==== Data shown ====
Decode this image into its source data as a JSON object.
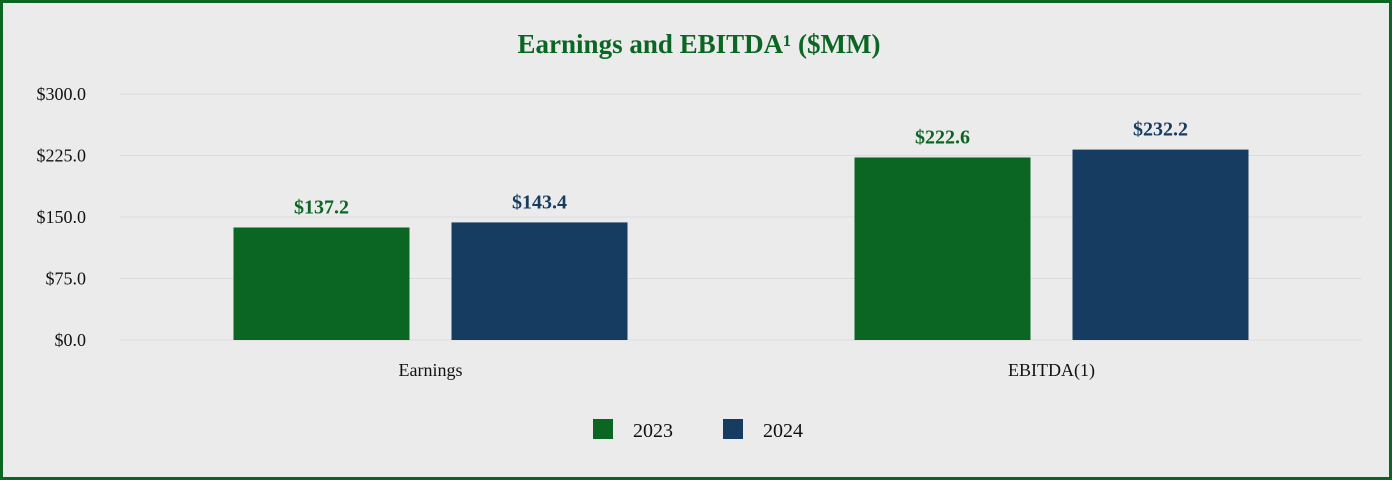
{
  "chart_data": {
    "type": "bar",
    "title": "Earnings and EBITDA¹ ($MM)",
    "categories": [
      "Earnings",
      "EBITDA(1)"
    ],
    "series": [
      {
        "name": "2023",
        "values": [
          137.2,
          222.6
        ],
        "labels": [
          "$137.2",
          "$222.6"
        ],
        "color": "#0b6623"
      },
      {
        "name": "2024",
        "values": [
          143.4,
          232.2
        ],
        "labels": [
          "$143.4",
          "$232.2"
        ],
        "color": "#163d61"
      }
    ],
    "yticks": [
      0,
      75,
      150,
      225,
      300
    ],
    "ytick_labels": [
      "$0.0",
      "$75.0",
      "$150.0",
      "$225.0",
      "$300.0"
    ],
    "ylim": [
      0,
      300
    ],
    "grid": true,
    "legend_position": "bottom-center"
  }
}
====
### Prompt
Could you repeat all of the material exactly? Pictures should not be copied.

### Reply
Decode this image into its source data as a JSON object.
{
  "chart_data": {
    "type": "bar",
    "title": "Earnings and EBITDA¹ ($MM)",
    "categories": [
      "Earnings",
      "EBITDA(1)"
    ],
    "series": [
      {
        "name": "2023",
        "values": [
          137.2,
          222.6
        ],
        "labels": [
          "$137.2",
          "$222.6"
        ],
        "color": "#0b6623"
      },
      {
        "name": "2024",
        "values": [
          143.4,
          232.2
        ],
        "labels": [
          "$143.4",
          "$232.2"
        ],
        "color": "#163d61"
      }
    ],
    "yticks": [
      0,
      75,
      150,
      225,
      300
    ],
    "ytick_labels": [
      "$0.0",
      "$75.0",
      "$150.0",
      "$225.0",
      "$300.0"
    ],
    "ylim": [
      0,
      300
    ],
    "grid": true,
    "legend_position": "bottom-center"
  }
}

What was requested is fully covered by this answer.